» Record extracts
--------------------------------
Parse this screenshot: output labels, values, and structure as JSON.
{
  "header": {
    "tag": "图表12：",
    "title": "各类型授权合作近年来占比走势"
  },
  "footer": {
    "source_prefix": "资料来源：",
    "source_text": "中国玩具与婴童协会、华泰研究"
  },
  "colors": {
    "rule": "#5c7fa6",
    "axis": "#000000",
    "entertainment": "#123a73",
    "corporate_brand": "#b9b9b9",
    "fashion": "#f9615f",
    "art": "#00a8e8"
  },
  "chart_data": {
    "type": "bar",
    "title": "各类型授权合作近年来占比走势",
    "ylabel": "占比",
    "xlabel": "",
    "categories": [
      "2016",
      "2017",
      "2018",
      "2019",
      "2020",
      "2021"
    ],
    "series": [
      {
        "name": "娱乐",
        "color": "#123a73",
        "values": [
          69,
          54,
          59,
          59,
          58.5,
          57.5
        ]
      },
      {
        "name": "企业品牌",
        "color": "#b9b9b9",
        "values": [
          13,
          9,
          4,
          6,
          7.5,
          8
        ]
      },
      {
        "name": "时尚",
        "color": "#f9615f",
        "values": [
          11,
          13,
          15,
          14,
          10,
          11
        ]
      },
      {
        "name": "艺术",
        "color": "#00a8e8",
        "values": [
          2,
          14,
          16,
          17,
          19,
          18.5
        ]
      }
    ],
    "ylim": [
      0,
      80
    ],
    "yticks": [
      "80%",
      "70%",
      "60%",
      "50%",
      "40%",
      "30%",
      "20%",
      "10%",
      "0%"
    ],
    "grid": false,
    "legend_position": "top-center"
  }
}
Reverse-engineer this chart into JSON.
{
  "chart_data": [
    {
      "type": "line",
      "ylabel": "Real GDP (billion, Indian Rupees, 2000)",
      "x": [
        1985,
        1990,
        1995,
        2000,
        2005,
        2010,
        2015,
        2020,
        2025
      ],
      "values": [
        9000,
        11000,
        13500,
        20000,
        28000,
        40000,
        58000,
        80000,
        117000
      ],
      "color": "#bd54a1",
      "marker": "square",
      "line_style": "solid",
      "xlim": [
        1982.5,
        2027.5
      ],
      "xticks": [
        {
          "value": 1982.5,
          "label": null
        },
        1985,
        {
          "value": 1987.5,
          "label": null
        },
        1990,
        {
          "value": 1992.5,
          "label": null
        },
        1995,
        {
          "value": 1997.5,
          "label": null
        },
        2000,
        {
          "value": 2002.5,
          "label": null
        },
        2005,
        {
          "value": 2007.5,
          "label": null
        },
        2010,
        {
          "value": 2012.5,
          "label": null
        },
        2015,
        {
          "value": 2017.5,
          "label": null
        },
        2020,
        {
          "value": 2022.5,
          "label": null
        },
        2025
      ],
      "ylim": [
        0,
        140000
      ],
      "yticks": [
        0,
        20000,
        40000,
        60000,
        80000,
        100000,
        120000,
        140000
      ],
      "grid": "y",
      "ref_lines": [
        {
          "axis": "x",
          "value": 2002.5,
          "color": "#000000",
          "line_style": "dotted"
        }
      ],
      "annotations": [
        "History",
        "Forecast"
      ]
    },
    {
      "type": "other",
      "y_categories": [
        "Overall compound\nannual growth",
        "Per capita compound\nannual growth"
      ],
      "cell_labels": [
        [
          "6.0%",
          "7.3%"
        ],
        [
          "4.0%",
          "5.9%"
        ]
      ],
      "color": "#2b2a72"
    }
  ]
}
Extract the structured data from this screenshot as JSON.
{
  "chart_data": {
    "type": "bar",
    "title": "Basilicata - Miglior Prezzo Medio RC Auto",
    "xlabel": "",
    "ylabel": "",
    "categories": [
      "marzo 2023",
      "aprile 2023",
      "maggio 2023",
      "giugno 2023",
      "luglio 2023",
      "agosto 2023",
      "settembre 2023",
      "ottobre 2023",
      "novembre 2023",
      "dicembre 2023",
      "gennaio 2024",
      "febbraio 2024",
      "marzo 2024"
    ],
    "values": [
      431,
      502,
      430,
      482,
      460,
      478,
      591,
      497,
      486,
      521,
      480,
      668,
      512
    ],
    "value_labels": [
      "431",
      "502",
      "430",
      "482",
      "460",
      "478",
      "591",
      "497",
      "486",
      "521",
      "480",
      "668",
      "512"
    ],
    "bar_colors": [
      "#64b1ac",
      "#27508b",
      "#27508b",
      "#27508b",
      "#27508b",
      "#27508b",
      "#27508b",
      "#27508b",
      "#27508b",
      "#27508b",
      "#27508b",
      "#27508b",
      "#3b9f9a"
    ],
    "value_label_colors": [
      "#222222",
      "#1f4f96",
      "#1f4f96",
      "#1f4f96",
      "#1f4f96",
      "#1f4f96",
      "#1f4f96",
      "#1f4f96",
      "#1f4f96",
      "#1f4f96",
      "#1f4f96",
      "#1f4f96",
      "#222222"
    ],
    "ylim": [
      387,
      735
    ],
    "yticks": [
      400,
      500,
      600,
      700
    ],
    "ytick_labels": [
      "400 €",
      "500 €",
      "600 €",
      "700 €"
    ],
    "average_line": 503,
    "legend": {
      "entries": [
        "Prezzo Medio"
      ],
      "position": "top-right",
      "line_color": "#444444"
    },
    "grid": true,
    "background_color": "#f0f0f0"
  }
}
--------------------------------
» Stated task
Go through the material and select each line with the string "nannual" in it.

» Result for this task
        "Overall compound\nannual growth",
        "Per capita compound\nannual growth"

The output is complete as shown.